# [AIM OF THE TASK]
Gather from the material every line that contains the string "provoque".

* BEGIN *

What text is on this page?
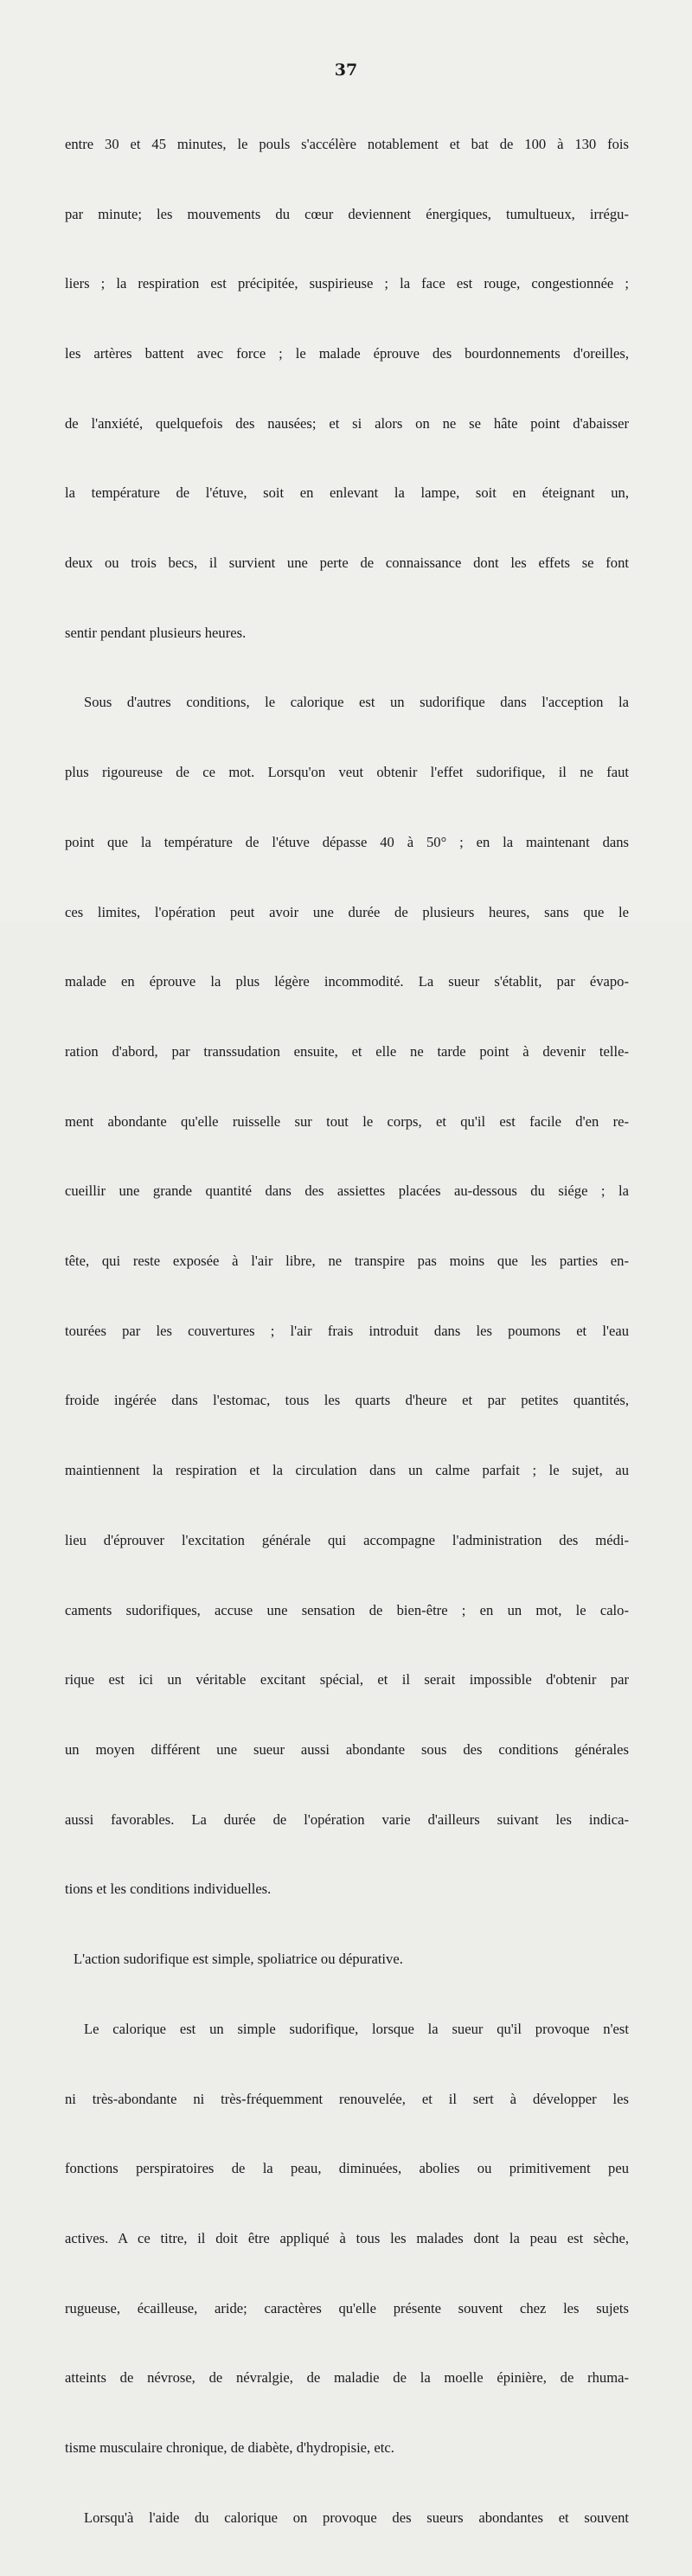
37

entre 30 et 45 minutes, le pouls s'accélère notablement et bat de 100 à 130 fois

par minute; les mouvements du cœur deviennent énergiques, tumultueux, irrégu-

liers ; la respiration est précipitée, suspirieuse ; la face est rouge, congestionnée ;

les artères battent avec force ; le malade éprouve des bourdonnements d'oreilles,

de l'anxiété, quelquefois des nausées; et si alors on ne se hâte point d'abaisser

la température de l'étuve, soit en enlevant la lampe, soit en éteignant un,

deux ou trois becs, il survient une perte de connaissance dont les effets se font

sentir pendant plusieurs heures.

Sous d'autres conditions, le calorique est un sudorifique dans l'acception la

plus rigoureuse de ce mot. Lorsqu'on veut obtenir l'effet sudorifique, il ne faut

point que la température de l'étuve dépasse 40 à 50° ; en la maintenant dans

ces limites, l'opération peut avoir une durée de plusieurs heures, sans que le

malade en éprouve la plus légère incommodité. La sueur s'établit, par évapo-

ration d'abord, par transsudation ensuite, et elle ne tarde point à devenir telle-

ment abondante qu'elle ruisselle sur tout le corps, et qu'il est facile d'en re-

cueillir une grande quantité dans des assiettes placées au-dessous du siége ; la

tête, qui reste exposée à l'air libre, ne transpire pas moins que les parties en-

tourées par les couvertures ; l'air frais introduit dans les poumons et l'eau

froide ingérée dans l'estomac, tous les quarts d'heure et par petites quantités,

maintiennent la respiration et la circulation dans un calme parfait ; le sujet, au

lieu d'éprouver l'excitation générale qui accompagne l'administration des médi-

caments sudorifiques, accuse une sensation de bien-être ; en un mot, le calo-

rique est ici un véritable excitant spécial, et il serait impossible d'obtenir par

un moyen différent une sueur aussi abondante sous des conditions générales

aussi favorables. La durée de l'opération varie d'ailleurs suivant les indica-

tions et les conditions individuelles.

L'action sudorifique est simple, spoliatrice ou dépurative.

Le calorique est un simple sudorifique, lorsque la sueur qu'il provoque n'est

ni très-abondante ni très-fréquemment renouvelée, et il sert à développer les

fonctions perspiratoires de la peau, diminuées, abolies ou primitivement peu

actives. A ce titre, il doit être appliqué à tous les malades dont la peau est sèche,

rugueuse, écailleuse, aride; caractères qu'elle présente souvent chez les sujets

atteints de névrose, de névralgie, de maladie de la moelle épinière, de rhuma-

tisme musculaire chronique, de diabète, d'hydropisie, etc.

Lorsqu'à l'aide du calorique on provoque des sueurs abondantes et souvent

* END *
* BEGIN *

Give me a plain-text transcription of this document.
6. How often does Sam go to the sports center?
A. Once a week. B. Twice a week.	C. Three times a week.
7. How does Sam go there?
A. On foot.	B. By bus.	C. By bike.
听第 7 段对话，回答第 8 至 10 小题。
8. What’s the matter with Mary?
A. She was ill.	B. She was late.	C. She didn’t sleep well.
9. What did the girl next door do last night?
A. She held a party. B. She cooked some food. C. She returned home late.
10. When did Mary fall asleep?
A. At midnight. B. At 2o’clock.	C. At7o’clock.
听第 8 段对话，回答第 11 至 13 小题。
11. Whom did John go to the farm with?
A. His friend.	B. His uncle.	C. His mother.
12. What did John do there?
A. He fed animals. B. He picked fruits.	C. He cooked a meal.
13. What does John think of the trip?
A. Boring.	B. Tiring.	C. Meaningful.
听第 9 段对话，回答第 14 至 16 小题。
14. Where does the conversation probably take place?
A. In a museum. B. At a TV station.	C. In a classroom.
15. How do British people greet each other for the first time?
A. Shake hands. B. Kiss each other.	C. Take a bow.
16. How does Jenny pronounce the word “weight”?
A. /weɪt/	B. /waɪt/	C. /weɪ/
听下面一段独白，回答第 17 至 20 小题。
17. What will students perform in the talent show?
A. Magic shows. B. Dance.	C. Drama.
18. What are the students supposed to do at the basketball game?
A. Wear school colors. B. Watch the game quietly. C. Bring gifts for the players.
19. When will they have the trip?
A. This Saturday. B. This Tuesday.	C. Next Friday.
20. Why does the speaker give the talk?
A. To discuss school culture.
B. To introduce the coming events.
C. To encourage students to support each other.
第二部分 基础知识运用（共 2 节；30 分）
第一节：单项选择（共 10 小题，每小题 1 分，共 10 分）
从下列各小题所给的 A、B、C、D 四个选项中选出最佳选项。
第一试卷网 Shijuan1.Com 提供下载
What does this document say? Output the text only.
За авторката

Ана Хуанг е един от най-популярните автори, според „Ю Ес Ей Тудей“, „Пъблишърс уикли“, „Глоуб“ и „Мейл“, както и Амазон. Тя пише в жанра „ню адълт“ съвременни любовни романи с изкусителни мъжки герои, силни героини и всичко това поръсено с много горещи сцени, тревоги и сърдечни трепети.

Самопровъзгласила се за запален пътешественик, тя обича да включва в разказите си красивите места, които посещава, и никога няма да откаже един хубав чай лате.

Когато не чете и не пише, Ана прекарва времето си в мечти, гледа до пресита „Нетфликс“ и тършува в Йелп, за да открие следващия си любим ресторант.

* END *

# [RIGHT ANSWER]
Le calorique est un simple sudorifique, lorsque la sueur qu'il provoque n'est
Lorsqu'à l'aide du calorique on provoque des sueurs abondantes et souvent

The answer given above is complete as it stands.